Aim
In the listing that follows, how many lines contain "attack"? Give the number only.

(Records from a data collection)
** Start **
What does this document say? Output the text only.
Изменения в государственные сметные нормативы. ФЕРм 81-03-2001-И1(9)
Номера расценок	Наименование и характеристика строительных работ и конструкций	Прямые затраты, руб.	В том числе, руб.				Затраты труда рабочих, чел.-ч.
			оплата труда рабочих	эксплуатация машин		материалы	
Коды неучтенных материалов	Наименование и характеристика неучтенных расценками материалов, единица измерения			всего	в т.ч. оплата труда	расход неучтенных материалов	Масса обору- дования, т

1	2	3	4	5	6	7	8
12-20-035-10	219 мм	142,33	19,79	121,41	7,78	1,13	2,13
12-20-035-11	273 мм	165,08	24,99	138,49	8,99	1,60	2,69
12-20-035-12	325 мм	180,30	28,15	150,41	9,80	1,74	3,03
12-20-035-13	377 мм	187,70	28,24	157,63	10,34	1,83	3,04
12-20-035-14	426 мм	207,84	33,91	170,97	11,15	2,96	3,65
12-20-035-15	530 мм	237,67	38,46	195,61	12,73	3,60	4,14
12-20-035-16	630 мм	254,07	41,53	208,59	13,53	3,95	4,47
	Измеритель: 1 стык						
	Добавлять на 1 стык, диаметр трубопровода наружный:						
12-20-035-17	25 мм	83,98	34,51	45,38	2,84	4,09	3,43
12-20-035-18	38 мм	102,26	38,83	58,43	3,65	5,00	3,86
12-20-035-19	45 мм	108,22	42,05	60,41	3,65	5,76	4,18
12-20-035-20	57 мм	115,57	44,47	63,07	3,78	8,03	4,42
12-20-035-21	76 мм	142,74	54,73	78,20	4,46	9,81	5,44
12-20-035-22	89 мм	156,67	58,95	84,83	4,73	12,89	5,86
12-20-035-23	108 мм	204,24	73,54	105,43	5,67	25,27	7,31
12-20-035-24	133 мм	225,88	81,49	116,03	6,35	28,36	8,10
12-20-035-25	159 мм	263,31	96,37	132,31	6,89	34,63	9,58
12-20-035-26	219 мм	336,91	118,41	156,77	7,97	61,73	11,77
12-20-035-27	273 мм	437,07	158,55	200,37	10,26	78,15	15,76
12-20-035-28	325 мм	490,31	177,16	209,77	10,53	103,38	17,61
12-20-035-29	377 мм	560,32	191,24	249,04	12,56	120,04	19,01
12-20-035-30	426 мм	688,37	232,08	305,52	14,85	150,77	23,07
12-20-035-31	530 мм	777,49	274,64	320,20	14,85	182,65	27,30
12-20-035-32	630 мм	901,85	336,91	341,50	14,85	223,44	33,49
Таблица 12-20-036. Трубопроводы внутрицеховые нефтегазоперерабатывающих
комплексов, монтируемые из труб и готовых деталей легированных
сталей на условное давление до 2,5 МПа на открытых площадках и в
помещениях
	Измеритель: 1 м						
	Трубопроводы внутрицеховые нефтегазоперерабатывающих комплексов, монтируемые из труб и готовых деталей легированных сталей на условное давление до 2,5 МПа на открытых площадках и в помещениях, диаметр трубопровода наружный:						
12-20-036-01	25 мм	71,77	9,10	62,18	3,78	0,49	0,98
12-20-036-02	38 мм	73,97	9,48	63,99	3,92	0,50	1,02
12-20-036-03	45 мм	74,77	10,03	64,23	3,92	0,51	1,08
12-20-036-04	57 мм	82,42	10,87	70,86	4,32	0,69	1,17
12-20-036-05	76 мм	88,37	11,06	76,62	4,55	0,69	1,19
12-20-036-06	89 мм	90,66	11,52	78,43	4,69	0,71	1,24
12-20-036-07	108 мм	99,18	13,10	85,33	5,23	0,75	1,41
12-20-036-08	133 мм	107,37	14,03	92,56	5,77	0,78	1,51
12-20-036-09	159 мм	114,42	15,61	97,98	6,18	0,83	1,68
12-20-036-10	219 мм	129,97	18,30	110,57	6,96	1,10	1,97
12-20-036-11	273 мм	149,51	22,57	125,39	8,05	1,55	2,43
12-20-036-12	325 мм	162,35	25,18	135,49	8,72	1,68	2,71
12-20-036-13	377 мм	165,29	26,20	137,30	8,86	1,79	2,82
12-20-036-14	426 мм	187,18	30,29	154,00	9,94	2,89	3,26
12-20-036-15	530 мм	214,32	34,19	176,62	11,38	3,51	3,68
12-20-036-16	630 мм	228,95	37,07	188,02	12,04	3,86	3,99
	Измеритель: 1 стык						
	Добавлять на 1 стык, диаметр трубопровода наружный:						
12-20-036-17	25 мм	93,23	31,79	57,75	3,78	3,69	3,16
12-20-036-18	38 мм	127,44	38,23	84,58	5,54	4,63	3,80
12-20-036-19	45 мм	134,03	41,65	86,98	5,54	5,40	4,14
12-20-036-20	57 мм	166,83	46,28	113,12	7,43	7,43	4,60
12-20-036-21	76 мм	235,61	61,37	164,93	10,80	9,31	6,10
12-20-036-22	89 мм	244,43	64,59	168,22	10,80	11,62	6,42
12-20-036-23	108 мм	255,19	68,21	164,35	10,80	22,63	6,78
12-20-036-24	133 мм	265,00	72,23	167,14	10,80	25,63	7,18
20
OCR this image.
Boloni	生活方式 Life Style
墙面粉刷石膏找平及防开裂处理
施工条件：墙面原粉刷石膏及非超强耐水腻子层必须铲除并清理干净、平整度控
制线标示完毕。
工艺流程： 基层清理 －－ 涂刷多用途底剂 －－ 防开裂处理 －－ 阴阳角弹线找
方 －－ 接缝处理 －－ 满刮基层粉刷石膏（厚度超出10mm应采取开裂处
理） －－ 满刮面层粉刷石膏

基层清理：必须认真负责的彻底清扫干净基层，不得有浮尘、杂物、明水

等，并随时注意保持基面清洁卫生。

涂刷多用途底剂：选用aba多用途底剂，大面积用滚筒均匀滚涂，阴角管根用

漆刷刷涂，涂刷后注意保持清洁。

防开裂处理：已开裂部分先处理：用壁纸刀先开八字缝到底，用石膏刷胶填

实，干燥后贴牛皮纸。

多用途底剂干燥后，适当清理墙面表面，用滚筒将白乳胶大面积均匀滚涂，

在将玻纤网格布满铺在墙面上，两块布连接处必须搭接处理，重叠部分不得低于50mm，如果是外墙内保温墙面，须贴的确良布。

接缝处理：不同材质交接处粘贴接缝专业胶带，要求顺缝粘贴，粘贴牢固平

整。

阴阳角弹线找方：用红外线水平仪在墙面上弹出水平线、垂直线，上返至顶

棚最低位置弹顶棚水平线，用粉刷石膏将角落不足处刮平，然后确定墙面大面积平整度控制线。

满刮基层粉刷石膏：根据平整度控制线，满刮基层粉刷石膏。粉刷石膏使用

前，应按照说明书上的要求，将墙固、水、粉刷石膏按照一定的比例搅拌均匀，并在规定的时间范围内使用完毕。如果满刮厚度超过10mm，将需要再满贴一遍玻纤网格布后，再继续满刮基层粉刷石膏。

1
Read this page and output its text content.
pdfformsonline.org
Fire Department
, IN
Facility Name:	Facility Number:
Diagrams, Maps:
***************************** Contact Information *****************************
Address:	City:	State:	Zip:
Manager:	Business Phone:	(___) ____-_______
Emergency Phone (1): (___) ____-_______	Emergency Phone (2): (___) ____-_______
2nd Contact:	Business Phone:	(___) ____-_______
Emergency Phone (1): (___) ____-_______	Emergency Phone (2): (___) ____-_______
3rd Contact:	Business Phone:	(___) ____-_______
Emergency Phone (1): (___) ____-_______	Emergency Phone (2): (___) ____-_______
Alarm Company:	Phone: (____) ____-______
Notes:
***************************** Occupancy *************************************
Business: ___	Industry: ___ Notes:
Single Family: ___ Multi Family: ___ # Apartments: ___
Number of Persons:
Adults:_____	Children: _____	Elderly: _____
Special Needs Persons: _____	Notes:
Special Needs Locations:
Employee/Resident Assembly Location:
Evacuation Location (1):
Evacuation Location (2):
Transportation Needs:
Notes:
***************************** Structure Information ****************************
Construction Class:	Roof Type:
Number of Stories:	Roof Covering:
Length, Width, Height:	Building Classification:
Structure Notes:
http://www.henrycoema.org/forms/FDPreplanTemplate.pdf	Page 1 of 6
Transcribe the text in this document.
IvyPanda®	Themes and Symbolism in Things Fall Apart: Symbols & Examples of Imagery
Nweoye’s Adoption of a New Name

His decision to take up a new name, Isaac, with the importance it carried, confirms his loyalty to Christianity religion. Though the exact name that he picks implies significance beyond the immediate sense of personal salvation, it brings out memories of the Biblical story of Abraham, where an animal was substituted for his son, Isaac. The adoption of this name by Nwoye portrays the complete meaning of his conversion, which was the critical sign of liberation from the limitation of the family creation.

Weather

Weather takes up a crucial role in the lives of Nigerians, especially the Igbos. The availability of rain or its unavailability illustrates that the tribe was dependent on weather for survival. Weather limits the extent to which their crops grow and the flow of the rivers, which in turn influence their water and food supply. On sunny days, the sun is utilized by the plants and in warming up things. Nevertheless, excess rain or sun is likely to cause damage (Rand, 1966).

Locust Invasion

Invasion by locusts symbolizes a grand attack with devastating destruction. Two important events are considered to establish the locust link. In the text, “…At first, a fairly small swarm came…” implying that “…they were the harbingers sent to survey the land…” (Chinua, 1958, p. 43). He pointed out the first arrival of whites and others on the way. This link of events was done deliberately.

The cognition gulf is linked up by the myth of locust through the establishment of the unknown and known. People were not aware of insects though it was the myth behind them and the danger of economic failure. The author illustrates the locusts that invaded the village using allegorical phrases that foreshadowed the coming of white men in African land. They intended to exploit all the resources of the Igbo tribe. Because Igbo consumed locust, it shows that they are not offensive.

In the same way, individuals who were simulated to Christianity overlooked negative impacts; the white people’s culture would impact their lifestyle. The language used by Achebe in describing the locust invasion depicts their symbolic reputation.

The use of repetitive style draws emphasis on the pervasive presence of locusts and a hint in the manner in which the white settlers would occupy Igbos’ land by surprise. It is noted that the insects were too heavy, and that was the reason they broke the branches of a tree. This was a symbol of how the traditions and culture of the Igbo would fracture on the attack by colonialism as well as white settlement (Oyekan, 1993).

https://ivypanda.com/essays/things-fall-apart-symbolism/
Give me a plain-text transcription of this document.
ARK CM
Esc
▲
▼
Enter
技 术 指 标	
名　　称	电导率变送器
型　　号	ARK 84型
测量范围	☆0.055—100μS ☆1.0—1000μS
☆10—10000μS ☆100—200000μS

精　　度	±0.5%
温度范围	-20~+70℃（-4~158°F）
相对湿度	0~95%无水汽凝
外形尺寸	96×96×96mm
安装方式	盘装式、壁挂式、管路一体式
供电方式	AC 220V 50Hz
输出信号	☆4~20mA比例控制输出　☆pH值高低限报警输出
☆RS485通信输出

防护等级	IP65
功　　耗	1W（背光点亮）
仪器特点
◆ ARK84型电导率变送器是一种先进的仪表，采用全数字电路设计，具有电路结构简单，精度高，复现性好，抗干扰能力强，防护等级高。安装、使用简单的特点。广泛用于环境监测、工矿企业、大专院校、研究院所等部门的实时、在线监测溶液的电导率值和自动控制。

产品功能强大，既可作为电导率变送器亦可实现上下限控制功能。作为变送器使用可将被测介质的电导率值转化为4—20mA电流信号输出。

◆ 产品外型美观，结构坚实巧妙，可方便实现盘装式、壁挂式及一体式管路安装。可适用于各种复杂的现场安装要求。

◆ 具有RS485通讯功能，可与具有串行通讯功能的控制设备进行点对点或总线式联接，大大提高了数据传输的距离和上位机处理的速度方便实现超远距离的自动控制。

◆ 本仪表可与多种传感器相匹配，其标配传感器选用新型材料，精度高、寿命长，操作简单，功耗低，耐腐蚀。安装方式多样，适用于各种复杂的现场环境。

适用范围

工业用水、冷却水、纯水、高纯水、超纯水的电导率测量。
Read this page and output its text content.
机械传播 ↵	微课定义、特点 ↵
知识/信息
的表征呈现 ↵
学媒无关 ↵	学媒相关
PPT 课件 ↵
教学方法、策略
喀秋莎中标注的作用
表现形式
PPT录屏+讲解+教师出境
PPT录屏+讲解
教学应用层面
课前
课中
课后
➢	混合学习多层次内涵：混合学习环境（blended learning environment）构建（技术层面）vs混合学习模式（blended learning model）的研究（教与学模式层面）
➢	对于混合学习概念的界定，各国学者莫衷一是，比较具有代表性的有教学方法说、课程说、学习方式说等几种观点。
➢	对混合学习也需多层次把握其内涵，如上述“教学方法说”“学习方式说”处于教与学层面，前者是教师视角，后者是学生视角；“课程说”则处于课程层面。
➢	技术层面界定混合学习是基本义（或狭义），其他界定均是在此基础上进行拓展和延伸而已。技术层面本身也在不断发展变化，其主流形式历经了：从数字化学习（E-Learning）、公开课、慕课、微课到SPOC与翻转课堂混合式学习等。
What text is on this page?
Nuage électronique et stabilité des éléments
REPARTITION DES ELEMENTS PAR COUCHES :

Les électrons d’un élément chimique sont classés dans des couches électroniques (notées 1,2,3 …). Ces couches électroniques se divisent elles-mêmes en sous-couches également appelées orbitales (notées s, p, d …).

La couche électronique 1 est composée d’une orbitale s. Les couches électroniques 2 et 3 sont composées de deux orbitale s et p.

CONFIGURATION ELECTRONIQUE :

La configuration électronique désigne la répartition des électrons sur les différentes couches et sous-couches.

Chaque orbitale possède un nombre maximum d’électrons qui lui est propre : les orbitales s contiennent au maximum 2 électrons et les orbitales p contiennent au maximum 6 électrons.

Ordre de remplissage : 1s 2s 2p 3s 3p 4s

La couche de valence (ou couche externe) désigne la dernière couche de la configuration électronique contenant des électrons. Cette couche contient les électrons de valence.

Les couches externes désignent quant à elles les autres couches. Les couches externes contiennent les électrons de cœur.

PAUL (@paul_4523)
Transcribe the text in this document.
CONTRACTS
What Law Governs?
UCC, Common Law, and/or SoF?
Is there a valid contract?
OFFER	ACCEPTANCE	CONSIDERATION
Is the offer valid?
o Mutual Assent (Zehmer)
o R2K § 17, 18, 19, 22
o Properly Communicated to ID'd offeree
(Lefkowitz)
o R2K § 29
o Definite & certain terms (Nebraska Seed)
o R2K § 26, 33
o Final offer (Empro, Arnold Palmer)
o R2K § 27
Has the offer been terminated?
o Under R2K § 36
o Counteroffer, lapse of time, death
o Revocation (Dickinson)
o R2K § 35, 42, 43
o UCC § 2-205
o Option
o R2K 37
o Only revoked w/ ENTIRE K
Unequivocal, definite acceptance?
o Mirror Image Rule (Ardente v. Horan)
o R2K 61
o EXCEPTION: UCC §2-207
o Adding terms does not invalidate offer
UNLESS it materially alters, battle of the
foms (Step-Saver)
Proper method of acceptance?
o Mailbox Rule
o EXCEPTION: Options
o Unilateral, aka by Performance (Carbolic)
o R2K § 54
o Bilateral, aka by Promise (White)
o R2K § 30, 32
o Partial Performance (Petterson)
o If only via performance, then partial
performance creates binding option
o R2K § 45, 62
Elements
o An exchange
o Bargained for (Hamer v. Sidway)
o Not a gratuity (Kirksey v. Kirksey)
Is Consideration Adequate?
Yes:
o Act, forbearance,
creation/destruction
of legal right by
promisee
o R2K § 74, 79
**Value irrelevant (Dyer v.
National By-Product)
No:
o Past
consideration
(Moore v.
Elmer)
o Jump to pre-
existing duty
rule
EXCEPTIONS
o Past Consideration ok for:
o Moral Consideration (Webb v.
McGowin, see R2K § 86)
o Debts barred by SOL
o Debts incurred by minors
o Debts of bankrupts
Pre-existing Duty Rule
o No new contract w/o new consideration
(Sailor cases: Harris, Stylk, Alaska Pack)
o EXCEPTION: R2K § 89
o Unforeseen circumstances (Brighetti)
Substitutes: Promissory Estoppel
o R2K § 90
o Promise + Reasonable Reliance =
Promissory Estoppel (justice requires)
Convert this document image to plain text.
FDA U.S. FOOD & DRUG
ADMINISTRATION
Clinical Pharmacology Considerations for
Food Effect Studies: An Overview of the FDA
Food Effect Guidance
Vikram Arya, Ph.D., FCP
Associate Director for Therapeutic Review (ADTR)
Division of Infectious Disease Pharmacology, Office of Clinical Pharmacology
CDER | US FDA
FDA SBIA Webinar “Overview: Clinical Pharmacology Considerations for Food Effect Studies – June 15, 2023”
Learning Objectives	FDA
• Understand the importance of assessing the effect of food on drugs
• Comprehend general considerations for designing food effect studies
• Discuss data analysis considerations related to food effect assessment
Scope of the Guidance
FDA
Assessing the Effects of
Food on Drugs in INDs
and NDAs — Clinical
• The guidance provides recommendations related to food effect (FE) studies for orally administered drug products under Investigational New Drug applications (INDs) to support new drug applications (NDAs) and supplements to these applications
** End **
Reply
2